» **Aim**: Lines before the one containing "Give me a plain-text" are left out; copy that line and every later line through the end of the data exactly.

● ● ● ● ● ● ●

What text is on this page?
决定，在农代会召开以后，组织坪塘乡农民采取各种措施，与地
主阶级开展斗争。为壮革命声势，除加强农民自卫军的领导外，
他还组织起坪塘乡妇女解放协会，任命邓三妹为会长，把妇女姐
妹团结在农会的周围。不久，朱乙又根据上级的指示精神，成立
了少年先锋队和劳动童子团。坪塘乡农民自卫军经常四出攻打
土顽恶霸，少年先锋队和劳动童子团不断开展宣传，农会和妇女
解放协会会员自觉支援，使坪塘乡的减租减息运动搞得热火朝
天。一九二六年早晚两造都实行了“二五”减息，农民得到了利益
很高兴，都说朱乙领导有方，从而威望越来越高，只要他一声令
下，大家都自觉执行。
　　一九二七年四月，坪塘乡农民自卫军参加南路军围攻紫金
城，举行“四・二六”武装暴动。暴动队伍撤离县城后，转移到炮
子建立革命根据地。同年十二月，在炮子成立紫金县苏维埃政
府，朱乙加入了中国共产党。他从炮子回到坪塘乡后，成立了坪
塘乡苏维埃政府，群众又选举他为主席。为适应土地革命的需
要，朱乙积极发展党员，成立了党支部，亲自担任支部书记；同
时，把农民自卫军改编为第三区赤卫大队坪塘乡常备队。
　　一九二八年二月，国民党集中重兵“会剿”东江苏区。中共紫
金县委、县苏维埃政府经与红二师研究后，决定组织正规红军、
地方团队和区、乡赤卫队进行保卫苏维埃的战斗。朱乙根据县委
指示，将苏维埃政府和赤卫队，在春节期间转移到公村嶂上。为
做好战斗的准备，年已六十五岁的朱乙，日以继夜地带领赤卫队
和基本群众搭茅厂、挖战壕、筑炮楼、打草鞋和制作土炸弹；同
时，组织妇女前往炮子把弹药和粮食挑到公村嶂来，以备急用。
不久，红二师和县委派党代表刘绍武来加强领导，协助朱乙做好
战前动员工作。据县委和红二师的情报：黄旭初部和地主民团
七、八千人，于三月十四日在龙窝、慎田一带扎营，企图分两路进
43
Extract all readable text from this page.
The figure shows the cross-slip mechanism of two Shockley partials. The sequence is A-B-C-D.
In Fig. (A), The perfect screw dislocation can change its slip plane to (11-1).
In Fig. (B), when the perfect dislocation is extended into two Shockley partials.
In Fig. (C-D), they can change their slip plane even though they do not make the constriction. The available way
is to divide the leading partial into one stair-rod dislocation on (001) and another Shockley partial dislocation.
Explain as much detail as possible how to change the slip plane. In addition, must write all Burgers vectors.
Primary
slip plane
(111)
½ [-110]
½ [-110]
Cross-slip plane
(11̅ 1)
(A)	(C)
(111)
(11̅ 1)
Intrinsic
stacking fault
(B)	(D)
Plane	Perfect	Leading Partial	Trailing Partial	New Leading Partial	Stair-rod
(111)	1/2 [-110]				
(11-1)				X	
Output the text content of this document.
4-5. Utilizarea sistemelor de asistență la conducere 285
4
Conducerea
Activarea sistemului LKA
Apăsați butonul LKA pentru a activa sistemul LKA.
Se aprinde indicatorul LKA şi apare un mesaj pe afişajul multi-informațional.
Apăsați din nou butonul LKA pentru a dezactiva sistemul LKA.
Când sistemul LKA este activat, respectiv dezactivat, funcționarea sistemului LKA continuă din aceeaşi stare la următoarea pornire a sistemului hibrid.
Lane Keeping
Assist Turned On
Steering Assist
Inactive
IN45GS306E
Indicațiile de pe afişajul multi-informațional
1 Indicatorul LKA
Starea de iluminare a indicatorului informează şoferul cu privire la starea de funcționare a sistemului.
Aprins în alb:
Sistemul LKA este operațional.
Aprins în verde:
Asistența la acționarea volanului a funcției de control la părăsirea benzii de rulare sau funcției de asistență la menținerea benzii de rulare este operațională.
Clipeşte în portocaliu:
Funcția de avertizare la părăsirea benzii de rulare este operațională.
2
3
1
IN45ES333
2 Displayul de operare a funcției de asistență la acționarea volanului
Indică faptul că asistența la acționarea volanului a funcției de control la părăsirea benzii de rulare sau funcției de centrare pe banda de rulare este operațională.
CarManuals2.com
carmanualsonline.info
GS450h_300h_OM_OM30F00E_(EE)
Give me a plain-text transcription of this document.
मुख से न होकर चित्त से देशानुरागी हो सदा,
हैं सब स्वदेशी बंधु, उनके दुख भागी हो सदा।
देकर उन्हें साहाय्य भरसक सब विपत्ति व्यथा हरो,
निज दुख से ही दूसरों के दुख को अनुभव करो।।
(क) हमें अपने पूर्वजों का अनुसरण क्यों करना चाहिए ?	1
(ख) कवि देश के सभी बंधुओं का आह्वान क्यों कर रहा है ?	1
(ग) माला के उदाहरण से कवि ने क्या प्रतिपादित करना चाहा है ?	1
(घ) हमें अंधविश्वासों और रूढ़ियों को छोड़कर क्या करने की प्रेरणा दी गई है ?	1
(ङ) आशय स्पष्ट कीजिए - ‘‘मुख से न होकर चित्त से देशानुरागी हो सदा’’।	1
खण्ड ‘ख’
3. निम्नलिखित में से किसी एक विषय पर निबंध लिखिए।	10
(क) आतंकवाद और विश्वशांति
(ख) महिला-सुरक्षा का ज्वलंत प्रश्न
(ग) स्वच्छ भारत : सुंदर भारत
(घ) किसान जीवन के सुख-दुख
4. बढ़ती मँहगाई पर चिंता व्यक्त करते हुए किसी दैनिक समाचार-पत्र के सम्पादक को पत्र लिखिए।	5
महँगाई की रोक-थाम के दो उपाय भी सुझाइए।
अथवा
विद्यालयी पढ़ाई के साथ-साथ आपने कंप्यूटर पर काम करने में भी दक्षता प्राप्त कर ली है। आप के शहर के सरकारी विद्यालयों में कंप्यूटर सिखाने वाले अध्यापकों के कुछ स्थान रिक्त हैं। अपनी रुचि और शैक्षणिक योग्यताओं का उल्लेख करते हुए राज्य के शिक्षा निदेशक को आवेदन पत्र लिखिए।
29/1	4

● ● ● ● ● ● ●

» **Complete answer**:
Give me a plain-text transcription of this document.
मुख से न होकर चित्त से देशानुरागी हो सदा,
हैं सब स्वदेशी बंधु, उनके दुख भागी हो सदा।
देकर उन्हें साहाय्य भरसक सब विपत्ति व्यथा हरो,
निज दुख से ही दूसरों के दुख को अनुभव करो।।
(क) हमें अपने पूर्वजों का अनुसरण क्यों करना चाहिए ?	1
(ख) कवि देश के सभी बंधुओं का आह्वान क्यों कर रहा है ?	1
(ग) माला के उदाहरण से कवि ने क्या प्रतिपादित करना चाहा है ?	1
(घ) हमें अंधविश्वासों और रूढ़ियों को छोड़कर क्या करने की प्रेरणा दी गई है ?	1
(ङ) आशय स्पष्ट कीजिए - ‘‘मुख से न होकर चित्त से देशानुरागी हो सदा’’।	1
खण्ड ‘ख’
3. निम्नलिखित में से किसी एक विषय पर निबंध लिखिए।	10
(क) आतंकवाद और विश्वशांति
(ख) महिला-सुरक्षा का ज्वलंत प्रश्न
(ग) स्वच्छ भारत : सुंदर भारत
(घ) किसान जीवन के सुख-दुख
4. बढ़ती मँहगाई पर चिंता व्यक्त करते हुए किसी दैनिक समाचार-पत्र के सम्पादक को पत्र लिखिए।	5
महँगाई की रोक-थाम के दो उपाय भी सुझाइए।
अथवा
विद्यालयी पढ़ाई के साथ-साथ आपने कंप्यूटर पर काम करने में भी दक्षता प्राप्त कर ली है। आप के शहर के सरकारी विद्यालयों में कंप्यूटर सिखाने वाले अध्यापकों के कुछ स्थान रिक्त हैं। अपनी रुचि और शैक्षणिक योग्यताओं का उल्लेख करते हुए राज्य के शिक्षा निदेशक को आवेदन पत्र लिखिए।
29/1	4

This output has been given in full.